▸ **Given entries**:
* BEGIN *
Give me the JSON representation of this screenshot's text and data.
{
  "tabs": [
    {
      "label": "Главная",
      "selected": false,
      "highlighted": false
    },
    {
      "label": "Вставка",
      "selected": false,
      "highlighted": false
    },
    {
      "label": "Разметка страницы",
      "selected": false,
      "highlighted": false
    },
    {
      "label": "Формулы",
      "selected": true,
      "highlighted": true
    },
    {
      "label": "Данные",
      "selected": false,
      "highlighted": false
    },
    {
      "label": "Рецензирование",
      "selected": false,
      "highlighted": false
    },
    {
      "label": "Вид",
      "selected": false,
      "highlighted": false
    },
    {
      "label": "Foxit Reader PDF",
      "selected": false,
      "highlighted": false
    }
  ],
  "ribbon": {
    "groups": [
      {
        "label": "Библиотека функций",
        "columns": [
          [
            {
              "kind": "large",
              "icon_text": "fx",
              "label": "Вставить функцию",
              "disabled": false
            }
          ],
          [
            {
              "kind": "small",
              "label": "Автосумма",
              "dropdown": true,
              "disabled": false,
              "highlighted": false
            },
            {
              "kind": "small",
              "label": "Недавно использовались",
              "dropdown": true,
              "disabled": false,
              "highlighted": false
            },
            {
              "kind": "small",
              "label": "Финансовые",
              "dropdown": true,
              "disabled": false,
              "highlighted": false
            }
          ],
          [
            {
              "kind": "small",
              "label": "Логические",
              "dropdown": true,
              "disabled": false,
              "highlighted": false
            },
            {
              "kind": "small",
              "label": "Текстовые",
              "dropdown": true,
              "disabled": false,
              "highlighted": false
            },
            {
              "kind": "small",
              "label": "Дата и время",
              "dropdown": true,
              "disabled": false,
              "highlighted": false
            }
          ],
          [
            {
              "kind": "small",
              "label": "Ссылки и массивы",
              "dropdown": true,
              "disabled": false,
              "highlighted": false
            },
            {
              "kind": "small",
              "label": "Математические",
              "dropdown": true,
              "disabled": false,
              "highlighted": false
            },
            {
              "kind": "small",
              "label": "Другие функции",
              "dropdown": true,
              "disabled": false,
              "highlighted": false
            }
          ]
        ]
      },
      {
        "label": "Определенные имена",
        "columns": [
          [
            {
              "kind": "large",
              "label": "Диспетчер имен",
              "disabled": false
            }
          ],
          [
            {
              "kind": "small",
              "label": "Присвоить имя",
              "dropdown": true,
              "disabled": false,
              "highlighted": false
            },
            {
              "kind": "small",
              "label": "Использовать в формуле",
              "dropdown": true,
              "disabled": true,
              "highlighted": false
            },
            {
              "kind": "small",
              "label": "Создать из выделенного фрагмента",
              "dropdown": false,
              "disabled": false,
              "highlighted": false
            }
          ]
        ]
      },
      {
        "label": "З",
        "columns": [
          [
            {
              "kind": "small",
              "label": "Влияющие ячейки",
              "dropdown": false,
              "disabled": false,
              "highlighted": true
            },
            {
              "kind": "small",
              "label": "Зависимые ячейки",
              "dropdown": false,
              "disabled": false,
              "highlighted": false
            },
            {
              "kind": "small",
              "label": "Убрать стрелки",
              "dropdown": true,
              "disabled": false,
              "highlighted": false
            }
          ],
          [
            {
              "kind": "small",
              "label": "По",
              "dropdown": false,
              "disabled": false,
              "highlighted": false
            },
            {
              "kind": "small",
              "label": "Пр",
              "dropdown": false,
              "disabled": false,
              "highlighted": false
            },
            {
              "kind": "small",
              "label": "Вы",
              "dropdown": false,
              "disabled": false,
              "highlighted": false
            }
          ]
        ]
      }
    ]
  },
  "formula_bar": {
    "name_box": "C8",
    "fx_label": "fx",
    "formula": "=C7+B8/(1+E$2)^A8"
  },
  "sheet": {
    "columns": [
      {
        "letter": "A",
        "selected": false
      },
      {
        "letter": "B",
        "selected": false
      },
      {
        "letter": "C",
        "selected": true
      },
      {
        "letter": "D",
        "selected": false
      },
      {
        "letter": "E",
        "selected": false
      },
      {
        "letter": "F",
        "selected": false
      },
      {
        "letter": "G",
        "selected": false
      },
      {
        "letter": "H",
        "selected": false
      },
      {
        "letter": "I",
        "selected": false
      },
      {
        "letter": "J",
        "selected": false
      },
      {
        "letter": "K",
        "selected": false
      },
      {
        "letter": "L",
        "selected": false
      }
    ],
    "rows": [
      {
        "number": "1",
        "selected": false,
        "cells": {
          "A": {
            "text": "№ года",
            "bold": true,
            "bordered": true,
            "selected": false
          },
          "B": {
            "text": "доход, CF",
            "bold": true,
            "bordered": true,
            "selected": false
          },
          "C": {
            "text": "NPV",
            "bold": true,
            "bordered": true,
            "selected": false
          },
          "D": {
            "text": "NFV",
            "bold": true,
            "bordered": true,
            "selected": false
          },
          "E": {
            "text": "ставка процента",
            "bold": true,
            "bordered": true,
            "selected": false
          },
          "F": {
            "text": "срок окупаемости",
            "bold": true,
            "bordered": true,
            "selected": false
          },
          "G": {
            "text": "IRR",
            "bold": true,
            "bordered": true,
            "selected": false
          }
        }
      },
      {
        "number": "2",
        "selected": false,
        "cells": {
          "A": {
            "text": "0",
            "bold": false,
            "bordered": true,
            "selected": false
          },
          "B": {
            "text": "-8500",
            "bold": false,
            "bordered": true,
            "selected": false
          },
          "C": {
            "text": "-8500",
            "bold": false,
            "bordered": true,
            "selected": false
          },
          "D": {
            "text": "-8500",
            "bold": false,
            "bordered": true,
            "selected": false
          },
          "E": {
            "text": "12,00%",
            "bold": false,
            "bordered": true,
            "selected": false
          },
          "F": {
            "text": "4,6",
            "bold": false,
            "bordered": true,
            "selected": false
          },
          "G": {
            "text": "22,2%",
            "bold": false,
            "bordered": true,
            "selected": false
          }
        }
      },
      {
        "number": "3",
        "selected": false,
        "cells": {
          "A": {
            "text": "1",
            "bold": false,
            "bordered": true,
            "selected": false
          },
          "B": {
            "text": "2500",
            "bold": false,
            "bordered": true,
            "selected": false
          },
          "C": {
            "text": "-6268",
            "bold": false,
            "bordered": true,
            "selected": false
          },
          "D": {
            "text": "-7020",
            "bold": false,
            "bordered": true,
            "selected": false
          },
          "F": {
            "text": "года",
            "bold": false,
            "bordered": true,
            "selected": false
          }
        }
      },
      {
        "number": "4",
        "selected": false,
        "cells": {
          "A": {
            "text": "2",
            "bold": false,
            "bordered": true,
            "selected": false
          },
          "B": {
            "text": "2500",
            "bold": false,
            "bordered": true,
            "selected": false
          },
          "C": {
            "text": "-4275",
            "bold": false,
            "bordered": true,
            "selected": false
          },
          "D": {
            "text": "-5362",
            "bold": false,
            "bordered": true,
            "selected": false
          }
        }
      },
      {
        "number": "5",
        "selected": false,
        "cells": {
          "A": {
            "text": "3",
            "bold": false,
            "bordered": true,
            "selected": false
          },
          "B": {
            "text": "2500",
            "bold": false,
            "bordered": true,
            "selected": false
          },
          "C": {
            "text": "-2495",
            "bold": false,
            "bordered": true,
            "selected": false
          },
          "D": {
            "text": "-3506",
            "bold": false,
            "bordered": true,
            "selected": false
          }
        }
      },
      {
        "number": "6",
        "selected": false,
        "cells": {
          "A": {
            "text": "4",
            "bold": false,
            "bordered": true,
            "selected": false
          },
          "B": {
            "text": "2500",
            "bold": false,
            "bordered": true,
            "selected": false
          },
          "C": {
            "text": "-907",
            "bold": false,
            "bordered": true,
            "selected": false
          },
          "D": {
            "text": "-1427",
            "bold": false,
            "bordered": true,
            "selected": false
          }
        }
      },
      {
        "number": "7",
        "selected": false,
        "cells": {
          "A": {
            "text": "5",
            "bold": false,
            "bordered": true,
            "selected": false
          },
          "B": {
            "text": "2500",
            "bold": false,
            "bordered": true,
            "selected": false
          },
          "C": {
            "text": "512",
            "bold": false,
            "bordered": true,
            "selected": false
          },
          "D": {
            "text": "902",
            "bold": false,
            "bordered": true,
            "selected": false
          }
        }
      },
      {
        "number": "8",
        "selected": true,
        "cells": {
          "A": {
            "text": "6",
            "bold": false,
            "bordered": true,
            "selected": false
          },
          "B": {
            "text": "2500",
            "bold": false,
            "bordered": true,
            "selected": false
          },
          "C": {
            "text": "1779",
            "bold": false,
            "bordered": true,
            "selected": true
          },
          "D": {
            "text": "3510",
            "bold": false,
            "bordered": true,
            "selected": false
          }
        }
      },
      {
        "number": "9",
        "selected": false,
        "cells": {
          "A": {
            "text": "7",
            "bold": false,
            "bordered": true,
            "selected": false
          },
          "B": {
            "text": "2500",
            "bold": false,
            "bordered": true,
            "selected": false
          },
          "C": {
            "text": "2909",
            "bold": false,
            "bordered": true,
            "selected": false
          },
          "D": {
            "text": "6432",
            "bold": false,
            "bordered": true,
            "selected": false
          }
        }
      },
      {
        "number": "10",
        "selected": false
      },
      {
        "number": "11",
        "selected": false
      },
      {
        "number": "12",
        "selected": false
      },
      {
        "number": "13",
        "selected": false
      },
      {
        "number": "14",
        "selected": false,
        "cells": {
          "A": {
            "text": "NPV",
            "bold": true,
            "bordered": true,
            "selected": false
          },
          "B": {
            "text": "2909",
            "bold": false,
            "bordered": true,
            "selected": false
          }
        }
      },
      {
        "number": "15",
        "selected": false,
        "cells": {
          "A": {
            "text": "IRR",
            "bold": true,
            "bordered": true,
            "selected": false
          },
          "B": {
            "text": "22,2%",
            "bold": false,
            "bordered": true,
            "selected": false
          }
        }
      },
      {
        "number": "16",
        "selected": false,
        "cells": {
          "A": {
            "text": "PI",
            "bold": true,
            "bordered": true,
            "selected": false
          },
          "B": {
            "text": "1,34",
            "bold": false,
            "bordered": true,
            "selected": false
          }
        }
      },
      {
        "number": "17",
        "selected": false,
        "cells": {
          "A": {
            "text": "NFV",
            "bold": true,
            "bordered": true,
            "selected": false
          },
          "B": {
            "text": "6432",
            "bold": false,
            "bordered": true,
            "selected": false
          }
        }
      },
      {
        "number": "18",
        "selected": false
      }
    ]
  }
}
* END *
▸ **Exercise aim**:
Using the entries above, find all lines with "ячейки". Copy them.

▸ **Problem solution**:
              "label": "Влияющие ячейки",
              "label": "Зависимые ячейки",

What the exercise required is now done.